What you will do
Take every line from the listing below that contains "Height".

Records shown
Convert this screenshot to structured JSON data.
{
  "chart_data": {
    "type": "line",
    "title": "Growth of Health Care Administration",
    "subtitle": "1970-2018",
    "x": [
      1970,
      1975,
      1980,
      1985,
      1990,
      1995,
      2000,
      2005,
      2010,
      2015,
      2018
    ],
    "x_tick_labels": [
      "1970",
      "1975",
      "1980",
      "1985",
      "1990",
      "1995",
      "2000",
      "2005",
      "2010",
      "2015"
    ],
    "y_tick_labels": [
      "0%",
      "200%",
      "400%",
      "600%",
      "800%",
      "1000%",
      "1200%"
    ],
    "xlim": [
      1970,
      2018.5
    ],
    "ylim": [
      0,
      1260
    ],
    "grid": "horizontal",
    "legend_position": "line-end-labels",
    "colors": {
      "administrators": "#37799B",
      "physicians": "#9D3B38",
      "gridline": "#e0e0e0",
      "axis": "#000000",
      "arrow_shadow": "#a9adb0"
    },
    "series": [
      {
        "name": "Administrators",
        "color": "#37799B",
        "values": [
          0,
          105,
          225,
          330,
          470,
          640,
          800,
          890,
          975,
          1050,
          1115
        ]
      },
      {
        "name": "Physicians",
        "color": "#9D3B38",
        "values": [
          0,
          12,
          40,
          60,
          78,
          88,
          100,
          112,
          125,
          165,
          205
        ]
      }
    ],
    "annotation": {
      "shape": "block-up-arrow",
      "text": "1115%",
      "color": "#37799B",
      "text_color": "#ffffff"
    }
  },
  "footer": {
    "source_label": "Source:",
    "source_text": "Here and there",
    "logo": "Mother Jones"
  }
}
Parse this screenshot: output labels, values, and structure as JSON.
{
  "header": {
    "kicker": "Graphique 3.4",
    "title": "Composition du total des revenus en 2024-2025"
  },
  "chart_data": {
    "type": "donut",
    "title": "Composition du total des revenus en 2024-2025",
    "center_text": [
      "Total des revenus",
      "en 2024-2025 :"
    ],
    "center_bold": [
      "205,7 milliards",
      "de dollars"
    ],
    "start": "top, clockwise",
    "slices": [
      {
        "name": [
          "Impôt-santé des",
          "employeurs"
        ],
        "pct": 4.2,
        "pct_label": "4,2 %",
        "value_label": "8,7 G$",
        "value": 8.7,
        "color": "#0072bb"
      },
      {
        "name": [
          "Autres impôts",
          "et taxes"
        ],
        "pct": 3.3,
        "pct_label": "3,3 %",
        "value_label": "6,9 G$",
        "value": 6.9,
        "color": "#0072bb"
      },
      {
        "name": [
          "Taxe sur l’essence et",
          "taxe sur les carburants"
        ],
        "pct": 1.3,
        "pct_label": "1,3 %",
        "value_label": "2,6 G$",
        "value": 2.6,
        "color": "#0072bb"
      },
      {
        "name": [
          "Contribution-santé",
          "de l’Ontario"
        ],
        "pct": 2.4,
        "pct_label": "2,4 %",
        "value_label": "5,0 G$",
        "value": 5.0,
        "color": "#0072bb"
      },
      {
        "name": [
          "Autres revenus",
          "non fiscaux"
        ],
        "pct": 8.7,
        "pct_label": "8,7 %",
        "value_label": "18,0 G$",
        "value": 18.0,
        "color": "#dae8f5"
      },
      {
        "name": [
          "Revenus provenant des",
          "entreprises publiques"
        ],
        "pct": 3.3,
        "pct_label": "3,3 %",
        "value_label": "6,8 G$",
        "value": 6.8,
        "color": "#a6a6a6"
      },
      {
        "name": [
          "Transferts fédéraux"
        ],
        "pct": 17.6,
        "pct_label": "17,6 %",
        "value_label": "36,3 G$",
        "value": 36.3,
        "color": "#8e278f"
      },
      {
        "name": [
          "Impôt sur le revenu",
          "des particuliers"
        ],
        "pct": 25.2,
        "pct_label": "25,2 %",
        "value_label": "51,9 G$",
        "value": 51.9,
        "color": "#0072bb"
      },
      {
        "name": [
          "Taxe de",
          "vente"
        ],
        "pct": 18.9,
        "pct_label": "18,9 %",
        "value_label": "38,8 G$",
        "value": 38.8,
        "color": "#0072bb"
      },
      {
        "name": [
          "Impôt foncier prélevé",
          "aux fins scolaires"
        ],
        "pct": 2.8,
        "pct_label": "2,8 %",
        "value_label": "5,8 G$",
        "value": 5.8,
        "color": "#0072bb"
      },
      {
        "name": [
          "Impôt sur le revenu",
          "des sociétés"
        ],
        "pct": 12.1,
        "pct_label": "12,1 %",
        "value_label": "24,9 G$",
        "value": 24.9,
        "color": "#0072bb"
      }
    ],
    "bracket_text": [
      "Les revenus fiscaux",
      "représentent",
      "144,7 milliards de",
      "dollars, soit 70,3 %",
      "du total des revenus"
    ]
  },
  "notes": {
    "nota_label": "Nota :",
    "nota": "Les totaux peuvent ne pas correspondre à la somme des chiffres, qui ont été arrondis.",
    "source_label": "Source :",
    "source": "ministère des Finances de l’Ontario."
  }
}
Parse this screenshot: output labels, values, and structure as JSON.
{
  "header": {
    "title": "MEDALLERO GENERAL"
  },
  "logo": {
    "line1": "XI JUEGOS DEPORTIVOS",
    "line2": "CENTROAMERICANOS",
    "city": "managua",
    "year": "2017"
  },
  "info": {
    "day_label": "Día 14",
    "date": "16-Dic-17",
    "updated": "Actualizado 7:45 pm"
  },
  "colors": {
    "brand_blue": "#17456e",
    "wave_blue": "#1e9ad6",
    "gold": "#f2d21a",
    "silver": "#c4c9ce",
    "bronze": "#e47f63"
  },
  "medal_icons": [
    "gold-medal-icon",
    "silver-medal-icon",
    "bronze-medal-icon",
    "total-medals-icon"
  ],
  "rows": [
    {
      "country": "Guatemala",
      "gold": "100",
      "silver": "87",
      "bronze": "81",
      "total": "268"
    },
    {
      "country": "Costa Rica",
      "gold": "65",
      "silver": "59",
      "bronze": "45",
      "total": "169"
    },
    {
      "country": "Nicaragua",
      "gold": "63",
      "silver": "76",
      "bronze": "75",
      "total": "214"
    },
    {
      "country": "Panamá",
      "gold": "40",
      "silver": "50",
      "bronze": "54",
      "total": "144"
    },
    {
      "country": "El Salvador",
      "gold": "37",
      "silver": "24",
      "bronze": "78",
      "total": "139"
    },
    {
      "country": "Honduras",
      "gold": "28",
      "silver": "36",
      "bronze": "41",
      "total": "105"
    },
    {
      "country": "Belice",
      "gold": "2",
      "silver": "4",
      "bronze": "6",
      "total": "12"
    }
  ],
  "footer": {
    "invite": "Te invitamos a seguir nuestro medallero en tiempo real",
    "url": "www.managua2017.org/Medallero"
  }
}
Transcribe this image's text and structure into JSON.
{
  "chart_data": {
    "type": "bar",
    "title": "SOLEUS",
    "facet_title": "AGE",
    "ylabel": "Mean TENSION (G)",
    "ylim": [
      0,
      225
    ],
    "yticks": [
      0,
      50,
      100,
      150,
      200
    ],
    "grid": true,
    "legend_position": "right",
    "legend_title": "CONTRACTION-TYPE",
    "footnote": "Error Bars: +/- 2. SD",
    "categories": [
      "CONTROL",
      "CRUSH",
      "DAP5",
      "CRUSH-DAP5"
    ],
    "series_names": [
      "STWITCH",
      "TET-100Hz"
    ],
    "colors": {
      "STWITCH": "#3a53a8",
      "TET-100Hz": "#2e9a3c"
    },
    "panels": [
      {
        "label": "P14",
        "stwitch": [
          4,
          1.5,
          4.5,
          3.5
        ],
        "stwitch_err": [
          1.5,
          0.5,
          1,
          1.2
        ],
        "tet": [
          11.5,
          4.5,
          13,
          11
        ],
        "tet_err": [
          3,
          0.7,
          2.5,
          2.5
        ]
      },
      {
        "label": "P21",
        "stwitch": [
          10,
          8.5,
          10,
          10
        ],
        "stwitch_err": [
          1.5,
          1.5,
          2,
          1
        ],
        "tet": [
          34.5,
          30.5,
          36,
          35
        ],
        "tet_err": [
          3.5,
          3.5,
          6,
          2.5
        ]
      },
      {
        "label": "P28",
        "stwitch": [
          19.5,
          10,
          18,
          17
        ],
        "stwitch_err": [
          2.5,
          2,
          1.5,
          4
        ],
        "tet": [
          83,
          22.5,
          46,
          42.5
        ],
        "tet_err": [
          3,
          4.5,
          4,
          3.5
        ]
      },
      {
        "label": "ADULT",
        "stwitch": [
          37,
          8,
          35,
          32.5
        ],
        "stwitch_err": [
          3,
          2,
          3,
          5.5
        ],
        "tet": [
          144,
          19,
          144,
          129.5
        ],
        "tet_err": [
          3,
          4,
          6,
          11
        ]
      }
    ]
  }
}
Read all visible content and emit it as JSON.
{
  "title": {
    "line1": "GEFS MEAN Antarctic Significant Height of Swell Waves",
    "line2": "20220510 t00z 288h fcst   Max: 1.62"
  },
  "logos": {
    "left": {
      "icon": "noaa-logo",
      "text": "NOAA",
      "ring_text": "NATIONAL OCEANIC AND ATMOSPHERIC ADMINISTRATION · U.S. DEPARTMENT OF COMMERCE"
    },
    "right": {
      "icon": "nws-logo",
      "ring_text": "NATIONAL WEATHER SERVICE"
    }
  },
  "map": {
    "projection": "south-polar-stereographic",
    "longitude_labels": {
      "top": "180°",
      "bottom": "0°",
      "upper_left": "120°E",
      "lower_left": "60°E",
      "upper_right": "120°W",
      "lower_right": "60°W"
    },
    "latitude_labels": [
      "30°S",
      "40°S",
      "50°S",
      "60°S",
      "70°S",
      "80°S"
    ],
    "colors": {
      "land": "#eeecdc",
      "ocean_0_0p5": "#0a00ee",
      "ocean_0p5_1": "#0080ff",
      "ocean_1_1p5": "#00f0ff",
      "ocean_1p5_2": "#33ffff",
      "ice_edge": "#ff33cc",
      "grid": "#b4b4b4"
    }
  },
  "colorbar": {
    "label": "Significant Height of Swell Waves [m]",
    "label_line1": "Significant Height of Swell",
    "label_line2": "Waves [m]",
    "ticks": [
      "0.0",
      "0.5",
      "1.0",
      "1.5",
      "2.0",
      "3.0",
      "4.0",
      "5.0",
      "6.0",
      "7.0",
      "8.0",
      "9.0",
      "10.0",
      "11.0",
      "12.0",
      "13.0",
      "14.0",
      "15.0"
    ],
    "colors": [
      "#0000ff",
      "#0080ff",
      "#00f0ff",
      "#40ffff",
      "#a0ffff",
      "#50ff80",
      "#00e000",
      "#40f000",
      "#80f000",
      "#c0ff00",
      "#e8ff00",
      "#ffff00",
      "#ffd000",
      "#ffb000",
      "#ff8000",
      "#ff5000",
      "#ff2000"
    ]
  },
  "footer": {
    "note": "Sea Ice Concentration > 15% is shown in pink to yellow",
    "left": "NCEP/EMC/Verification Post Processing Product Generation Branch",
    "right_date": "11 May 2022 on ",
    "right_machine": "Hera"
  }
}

Exercise answer
    "line1": "GEFS MEAN Antarctic Significant Height of Swell Waves",
    "label": "Significant Height of Swell Waves [m]",
    "label_line1": "Significant Height of Swell",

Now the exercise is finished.